*What is required:*
Send each entry back exactly as given, pictures excluded.
** BEGIN **
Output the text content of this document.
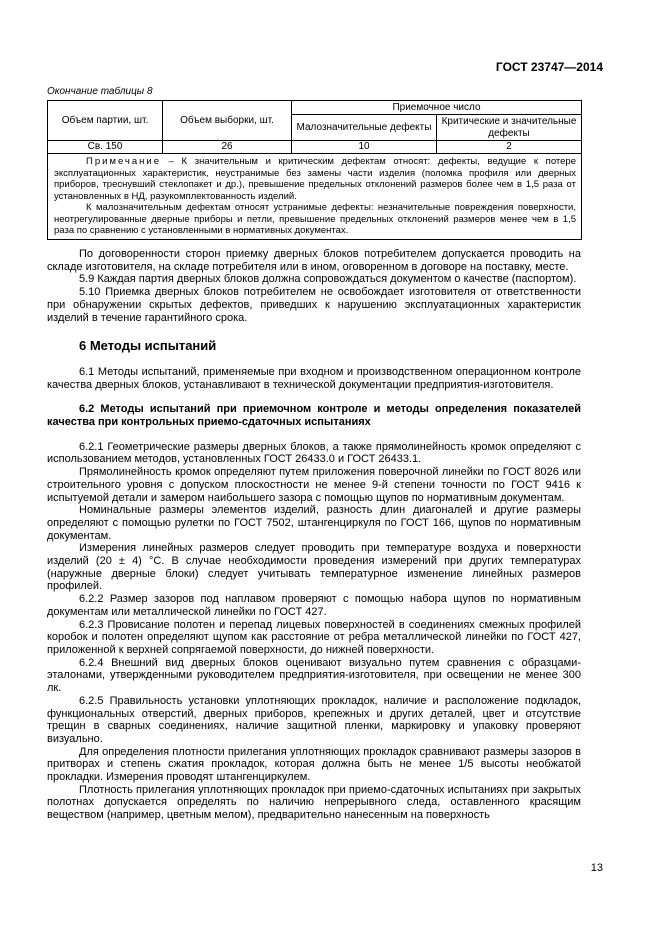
ГОСТ 23747—2014
Окончание таблицы 8
Объем партии, шт.	Объем выборки, шт.	Приемочное число	
		Малозначительные дефекты	Критические и значительные дефекты
Св. 150	26	10	2

Примечание – К значительным и критическим дефектам относят: дефекты, ведущие к потере эксплуатационных характеристик, неустранимые без замены части изделия (поломка профиля или дверных приборов, треснувший стеклопакет и др.), превышение предельных отклонений размеров более чем в 1,5 раза от установленных в НД, разукомплектованность изделий.

К малозначительным дефектам относят устранимые дефекты: незначительные повреждения поверхности, неотрегулированные дверные приборы и петли, превышение предельных отклонений размеров менее чем в 1,5 раза по сравнению с установленными в нормативных документах.			

По договоренности сторон приемку дверных блоков потребителем допускается проводить на складе изготовителя, на складе потребителя или в ином, оговоренном в договоре на поставку, месте.

5.9 Каждая партия дверных блоков должна сопровождаться документом о качестве (паспортом).

5.10 Приемка дверных блоков потребителем не освобождает изготовителя от ответственности при обнаружении скрытых дефектов, приведших к нарушению эксплуатационных характеристик изделий в течение гарантийного срока.

6 Методы испытаний

6.1 Методы испытаний, применяемые при входном и производственном операционном контроле качества дверных блоков, устанавливают в технической документации предприятия-изготовителя.

6.2 Методы испытаний при приемочном контроле и методы определения показателей качества при контрольных приемо-сдаточных испытаниях

6.2.1 Геометрические размеры дверных блоков, а также прямолинейность кромок определяют с использованием методов, установленных ГОСТ 26433.0 и ГОСТ 26433.1.

Прямолинейность кромок определяют путем приложения поверочной линейки по ГОСТ 8026 или строительного уровня с допуском плоскостности не менее 9-й степени точности по ГОСТ 9416 к испытуемой детали и замером наибольшего зазора с помощью щупов по нормативным документам.

Номинальные размеры элементов изделий, разность длин диагоналей и другие размеры определяют с помощью рулетки по ГОСТ 7502, штангенциркуля по ГОСТ 166, щупов по нормативным документам.

Измерения линейных размеров следует проводить при температуре воздуха и поверхности изделий (20 ± 4) °С. В случае необходимости проведения измерений при других температурах (наружные дверные блоки) следует учитывать температурное изменение линейных размеров профилей.

6.2.2 Размер зазоров под наплавом проверяют с помощью набора щупов по нормативным документам или металлической линейки по ГОСТ 427.

6.2.3 Провисание полотен и перепад лицевых поверхностей в соединениях смежных профилей коробок и полотен определяют щупом как расстояние от ребра металлической линейки по ГОСТ 427, приложенной к верхней сопрягаемой поверхности, до нижней поверхности.

6.2.4 Внешний вид дверных блоков оценивают визуально путем сравнения с образцами-эталонами, утвержденными руководителем предприятия-изготовителя, при освещении не менее 300 лк.

6.2.5 Правильность установки уплотняющих прокладок, наличие и расположение подкладок, функциональных отверстий, дверных приборов, крепежных и других деталей, цвет и отсутствие трещин в сварных соединениях, наличие защитной пленки, маркировку и упаковку проверяют визуально.

Для определения плотности прилегания уплотняющих прокладок сравнивают размеры зазоров в притворах и степень сжатия прокладок, которая должна быть не менее 1/5 высоты необжатой прокладки. Измерения проводят штангенциркулем.

Плотность прилегания уплотняющих прокладок при приемо-сдаточных испытаниях при закрытых полотнах допускается определять по наличию непрерывного следа, оставленного красящим веществом (например, цветным мелом), предварительно нанесенным на поверхность

13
** END **
*Full output:*
Output the text content of this document.
ГОСТ 23747—2014
Окончание таблицы 8
Объем партии, шт.	Объем выборки, шт.	Приемочное число	
		Малозначительные дефекты	Критические и значительные дефекты
Св. 150	26	10	2

Примечание – К значительным и критическим дефектам относят: дефекты, ведущие к потере эксплуатационных характеристик, неустранимые без замены части изделия (поломка профиля или дверных приборов, треснувший стеклопакет и др.), превышение предельных отклонений размеров более чем в 1,5 раза от установленных в НД, разукомплектованность изделий.

К малозначительным дефектам относят устранимые дефекты: незначительные повреждения поверхности, неотрегулированные дверные приборы и петли, превышение предельных отклонений размеров менее чем в 1,5 раза по сравнению с установленными в нормативных документах.			

По договоренности сторон приемку дверных блоков потребителем допускается проводить на складе изготовителя, на складе потребителя или в ином, оговоренном в договоре на поставку, месте.

5.9 Каждая партия дверных блоков должна сопровождаться документом о качестве (паспортом).

5.10 Приемка дверных блоков потребителем не освобождает изготовителя от ответственности при обнаружении скрытых дефектов, приведших к нарушению эксплуатационных характеристик изделий в течение гарантийного срока.

6 Методы испытаний

6.1 Методы испытаний, применяемые при входном и производственном операционном контроле качества дверных блоков, устанавливают в технической документации предприятия-изготовителя.

6.2 Методы испытаний при приемочном контроле и методы определения показателей качества при контрольных приемо-сдаточных испытаниях

6.2.1 Геометрические размеры дверных блоков, а также прямолинейность кромок определяют с использованием методов, установленных ГОСТ 26433.0 и ГОСТ 26433.1.

Прямолинейность кромок определяют путем приложения поверочной линейки по ГОСТ 8026 или строительного уровня с допуском плоскостности не менее 9-й степени точности по ГОСТ 9416 к испытуемой детали и замером наибольшего зазора с помощью щупов по нормативным документам.

Номинальные размеры элементов изделий, разность длин диагоналей и другие размеры определяют с помощью рулетки по ГОСТ 7502, штангенциркуля по ГОСТ 166, щупов по нормативным документам.

Измерения линейных размеров следует проводить при температуре воздуха и поверхности изделий (20 ± 4) °С. В случае необходимости проведения измерений при других температурах (наружные дверные блоки) следует учитывать температурное изменение линейных размеров профилей.

6.2.2 Размер зазоров под наплавом проверяют с помощью набора щупов по нормативным документам или металлической линейки по ГОСТ 427.

6.2.3 Провисание полотен и перепад лицевых поверхностей в соединениях смежных профилей коробок и полотен определяют щупом как расстояние от ребра металлической линейки по ГОСТ 427, приложенной к верхней сопрягаемой поверхности, до нижней поверхности.

6.2.4 Внешний вид дверных блоков оценивают визуально путем сравнения с образцами-эталонами, утвержденными руководителем предприятия-изготовителя, при освещении не менее 300 лк.

6.2.5 Правильность установки уплотняющих прокладок, наличие и расположение подкладок, функциональных отверстий, дверных приборов, крепежных и других деталей, цвет и отсутствие трещин в сварных соединениях, наличие защитной пленки, маркировку и упаковку проверяют визуально.

Для определения плотности прилегания уплотняющих прокладок сравнивают размеры зазоров в притворах и степень сжатия прокладок, которая должна быть не менее 1/5 высоты необжатой прокладки. Измерения проводят штангенциркулем.

Плотность прилегания уплотняющих прокладок при приемо-сдаточных испытаниях при закрытых полотнах допускается определять по наличию непрерывного следа, оставленного красящим веществом (например, цветным мелом), предварительно нанесенным на поверхность

13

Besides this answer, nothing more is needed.